# Tareas a realizar:
- a) Responde estas preguntas sobre el texto acerca del insomnio y el Tafil:
(i) ¿Qué dosis de Tafil indicó el primer médico y cuándo había que tomarla?
(ii) Según el segundo médico, ¿qué son las benzodiacepinas si se mezclan con alcohol?
(iii) ¿Cerca de qué parque estaba la tienda que anunciaba cáñamo?
- b) Repite sin cambios el fragmento del texto sobre el insomnio y el Tafil comprendido entre "A las cuatro" y "de lealtades irrompibles.", ambos incluidos.

# Bloque de texto:
════

A las cuatro y media abro el ojo y veo la negra noche. Reviso el día sin las armas de la lógica, pienso en los años pasados sin que vengan a rescatarme las ondas del sueño profundo. Y así amanece y mi fábrica de luz no abre, mantiene sus puertas cerradas. Así empecé a tomar benzodiacepinas.

TE RECOMENDAMOS:

—Un Tafil de .50 mg. una hora antes de dormir —me dijo el médico.

El tiempo pasó y el Tafil y yo nos volvimos inseparables, una amistad larga de lealtades irrompibles.

—Las benzodiacepinas pueden en algunos casos ocasionar problemas cognitivos. Y si las mezclas con alcohol es veneno —dijo otro médico.

No le contesté como le respondió Balzac a Bianchon, su médico:

—No tome tanto café. Es un veneno.

—Pues debe ser un veneno muy lento porque llevo tomando café más de treinta años.

Por cierto, Bianchon era uno de los fantasmas de Balzac y al final no pudo salvarle la vida porque no logró salir de las páginas de las novelas balzacianas en las que vivió toda su vida. Balzac no tenía sino deudas, y mujeres que le ayudaban a pagarlas.

Vuelvo al Tafil: un veneno lento, lo empecé a tomar cuando me diagnosticaron cáncer y hasta la fecha, los grandes amigos. Pero mentiría si digo que no me dejó tocado el mensaje de aquel médico. Me persiguen ciertos olvidos que antes los hubiera aplastado como a una mosca. ¿Cómo me llamo? Nada, mi mente funciona tan mal como hace años.

—¿No has probado la mariguana? En gotas, THC. Muchos insomnes la toman para dormir.

Nadie sabe cuando cruza una frontera hasta que conoce las consecuencias. Busqué en el celular y encontré una tienda cerca del Parque México que anunciaba Cáñamo. “Donde hay cáñamo hay mariguana, pensé.”

════

# Material de estudio:

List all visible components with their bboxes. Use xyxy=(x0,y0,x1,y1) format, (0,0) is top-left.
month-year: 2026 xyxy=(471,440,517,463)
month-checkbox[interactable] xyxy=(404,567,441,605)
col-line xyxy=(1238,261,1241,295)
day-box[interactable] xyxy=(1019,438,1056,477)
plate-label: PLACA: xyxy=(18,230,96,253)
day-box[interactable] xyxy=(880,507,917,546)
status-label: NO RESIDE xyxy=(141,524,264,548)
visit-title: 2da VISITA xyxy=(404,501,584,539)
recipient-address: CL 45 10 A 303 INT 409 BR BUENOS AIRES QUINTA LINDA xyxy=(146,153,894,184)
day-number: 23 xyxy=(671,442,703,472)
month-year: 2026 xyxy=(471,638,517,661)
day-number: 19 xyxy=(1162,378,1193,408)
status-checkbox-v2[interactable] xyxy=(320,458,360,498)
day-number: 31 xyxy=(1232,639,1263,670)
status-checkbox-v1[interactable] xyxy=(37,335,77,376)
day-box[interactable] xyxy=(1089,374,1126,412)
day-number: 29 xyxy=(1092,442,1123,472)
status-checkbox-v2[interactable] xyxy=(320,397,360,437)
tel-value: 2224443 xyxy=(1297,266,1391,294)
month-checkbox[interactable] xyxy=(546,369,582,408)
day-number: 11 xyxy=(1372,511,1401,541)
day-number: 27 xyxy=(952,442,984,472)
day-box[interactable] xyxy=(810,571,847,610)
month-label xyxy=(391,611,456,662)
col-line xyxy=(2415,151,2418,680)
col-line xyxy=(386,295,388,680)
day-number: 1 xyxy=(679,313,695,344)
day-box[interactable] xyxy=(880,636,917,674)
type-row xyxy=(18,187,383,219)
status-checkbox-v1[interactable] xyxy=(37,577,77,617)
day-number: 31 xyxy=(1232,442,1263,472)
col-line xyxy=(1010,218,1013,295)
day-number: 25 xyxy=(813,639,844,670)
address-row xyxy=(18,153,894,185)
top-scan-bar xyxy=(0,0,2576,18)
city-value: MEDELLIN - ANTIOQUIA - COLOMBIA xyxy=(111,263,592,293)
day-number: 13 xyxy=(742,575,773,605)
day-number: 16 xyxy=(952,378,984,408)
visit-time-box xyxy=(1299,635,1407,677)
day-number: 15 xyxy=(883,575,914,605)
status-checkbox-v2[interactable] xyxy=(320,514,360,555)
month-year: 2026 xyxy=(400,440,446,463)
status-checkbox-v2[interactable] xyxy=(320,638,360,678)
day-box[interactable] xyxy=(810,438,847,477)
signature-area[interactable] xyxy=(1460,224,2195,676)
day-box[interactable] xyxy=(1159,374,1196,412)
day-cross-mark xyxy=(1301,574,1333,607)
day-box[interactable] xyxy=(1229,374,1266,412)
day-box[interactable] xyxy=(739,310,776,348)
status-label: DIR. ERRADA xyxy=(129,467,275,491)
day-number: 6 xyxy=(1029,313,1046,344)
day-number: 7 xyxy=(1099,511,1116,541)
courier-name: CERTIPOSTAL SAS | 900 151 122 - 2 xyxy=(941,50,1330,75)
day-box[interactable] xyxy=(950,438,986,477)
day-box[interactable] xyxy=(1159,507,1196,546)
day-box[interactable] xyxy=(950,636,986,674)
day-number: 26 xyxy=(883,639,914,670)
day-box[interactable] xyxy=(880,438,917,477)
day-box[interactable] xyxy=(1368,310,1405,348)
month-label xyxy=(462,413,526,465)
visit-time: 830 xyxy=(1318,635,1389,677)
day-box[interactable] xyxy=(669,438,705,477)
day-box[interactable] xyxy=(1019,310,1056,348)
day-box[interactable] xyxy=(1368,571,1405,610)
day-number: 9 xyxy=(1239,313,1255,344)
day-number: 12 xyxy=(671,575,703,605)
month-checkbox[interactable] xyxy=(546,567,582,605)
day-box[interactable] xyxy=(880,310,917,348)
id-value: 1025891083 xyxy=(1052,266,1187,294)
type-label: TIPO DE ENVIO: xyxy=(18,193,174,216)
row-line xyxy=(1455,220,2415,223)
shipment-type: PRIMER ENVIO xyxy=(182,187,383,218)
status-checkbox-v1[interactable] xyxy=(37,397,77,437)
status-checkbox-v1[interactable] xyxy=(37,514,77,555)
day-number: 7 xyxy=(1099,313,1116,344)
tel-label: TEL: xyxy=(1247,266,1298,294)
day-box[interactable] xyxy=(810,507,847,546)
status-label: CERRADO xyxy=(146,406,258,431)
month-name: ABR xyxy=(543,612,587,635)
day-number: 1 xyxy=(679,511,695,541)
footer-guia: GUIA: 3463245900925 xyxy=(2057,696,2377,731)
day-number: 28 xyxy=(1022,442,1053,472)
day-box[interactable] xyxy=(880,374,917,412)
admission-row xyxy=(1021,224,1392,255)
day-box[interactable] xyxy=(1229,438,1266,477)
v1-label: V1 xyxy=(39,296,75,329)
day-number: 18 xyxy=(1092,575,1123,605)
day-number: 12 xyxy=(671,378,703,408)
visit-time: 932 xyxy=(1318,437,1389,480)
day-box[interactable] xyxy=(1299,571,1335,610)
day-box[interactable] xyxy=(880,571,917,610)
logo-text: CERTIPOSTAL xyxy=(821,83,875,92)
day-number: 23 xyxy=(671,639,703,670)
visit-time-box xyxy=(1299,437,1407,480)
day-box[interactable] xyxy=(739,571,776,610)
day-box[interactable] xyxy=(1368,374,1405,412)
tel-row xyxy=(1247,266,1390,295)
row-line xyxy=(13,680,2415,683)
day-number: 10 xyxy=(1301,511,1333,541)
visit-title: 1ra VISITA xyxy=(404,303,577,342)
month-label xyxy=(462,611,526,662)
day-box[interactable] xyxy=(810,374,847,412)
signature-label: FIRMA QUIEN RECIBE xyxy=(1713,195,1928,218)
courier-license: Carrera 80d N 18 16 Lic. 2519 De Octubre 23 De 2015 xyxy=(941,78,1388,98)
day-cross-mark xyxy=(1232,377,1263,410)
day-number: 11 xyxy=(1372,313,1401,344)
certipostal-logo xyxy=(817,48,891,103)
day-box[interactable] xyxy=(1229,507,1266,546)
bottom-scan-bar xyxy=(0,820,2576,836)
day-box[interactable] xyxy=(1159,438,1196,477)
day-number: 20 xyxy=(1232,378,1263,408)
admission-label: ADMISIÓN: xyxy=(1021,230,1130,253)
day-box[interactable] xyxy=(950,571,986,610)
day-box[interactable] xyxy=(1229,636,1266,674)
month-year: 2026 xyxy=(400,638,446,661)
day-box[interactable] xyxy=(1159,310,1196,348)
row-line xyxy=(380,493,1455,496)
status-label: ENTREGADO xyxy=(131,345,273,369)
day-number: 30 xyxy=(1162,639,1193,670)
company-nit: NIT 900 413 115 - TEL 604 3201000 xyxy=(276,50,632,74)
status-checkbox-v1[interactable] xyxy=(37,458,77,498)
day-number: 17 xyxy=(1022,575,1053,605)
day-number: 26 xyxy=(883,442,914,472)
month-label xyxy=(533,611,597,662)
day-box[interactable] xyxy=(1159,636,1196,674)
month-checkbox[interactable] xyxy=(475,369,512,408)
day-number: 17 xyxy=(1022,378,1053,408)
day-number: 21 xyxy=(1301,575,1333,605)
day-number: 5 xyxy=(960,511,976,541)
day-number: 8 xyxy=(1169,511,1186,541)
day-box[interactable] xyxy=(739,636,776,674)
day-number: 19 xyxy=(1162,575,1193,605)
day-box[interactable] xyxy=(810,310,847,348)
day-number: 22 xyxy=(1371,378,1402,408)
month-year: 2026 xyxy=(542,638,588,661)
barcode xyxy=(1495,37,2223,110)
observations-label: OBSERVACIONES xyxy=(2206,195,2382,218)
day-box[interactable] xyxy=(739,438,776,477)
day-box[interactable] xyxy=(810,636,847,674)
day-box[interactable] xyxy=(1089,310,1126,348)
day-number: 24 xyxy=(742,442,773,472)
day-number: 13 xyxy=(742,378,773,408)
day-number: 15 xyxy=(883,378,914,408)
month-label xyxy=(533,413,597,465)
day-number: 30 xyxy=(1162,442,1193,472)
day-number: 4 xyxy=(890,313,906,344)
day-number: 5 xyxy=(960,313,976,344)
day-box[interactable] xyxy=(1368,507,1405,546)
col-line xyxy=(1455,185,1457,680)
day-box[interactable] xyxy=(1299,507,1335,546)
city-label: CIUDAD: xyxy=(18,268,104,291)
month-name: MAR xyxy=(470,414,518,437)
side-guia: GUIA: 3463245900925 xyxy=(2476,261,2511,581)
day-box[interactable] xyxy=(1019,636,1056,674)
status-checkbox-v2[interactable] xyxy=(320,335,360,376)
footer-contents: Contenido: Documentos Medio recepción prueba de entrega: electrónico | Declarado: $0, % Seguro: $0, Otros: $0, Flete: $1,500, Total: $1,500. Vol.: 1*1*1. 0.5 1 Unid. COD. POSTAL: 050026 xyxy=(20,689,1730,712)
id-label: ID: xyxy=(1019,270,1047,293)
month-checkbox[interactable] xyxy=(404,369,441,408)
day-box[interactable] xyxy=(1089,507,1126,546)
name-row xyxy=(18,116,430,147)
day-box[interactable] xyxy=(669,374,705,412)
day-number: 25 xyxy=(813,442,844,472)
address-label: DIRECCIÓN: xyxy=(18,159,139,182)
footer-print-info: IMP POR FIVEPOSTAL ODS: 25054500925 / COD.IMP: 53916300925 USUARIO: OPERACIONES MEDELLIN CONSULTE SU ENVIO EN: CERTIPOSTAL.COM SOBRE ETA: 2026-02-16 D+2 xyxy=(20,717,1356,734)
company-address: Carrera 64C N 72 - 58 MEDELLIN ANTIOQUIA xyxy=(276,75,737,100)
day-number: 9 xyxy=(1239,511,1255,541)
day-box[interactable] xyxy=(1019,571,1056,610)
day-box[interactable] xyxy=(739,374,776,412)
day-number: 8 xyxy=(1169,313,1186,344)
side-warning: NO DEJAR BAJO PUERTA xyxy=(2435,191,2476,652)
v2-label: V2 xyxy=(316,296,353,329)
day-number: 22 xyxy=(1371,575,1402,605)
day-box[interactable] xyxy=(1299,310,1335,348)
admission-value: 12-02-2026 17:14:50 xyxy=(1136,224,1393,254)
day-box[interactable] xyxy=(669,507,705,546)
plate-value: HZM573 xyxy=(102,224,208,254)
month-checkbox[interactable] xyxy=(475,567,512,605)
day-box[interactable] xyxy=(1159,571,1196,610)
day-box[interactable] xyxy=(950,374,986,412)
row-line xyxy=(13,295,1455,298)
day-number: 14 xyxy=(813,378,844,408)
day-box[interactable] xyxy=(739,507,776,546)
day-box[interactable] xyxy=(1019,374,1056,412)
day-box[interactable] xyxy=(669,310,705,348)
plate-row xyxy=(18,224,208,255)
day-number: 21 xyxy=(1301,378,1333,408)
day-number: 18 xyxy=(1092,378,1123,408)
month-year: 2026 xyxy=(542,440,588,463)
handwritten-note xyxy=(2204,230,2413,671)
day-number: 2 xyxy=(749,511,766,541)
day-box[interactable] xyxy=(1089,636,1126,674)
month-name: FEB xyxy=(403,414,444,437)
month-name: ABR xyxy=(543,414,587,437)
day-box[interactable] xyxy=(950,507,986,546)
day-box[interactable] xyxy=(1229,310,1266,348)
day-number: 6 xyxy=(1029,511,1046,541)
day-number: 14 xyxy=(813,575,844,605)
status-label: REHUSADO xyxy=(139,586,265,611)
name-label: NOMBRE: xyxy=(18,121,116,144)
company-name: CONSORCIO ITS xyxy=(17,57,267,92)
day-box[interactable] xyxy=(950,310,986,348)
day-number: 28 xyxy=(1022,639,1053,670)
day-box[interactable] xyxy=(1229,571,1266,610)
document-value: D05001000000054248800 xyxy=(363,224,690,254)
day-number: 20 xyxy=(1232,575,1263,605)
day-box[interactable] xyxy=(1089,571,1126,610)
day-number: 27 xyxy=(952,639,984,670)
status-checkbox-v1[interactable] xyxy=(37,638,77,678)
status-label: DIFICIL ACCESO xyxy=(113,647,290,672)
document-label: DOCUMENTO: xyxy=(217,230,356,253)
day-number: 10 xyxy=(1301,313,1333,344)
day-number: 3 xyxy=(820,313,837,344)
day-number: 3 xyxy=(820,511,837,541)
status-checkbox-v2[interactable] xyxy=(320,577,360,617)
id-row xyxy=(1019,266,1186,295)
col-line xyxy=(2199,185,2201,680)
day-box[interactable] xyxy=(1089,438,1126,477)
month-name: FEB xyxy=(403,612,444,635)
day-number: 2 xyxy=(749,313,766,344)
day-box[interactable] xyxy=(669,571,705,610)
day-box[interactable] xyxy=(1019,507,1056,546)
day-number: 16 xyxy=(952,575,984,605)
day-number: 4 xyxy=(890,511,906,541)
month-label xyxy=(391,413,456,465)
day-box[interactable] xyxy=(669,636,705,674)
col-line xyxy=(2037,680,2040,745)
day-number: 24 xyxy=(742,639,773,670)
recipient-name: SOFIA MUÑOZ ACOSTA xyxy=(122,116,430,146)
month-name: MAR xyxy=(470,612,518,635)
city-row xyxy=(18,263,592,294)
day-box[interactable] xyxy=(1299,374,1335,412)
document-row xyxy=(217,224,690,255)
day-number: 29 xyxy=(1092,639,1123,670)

════

# Respuestas a tareas:
- a)
(i) Un Tafil de .50 mg, una hora antes de dormir.
(ii) Veneno.
(iii) Del Parque México.

- b)
A las cuatro y media abro el ojo y veo la negra noche. Reviso el día sin las armas de la lógica, pienso en los años pasados sin que vengan a rescatarme las ondas del sueño profundo. Y así amanece y mi fábrica de luz no abre, mantiene sus puertas cerradas. Así empecé a tomar benzodiacepinas.

TE RECOMENDAMOS:

—Un Tafil de .50 mg. una hora antes de dormir —me dijo el médico.

El tiempo pasó y el Tafil y yo nos volvimos inseparables, una amistad larga de lealtades irrompibles.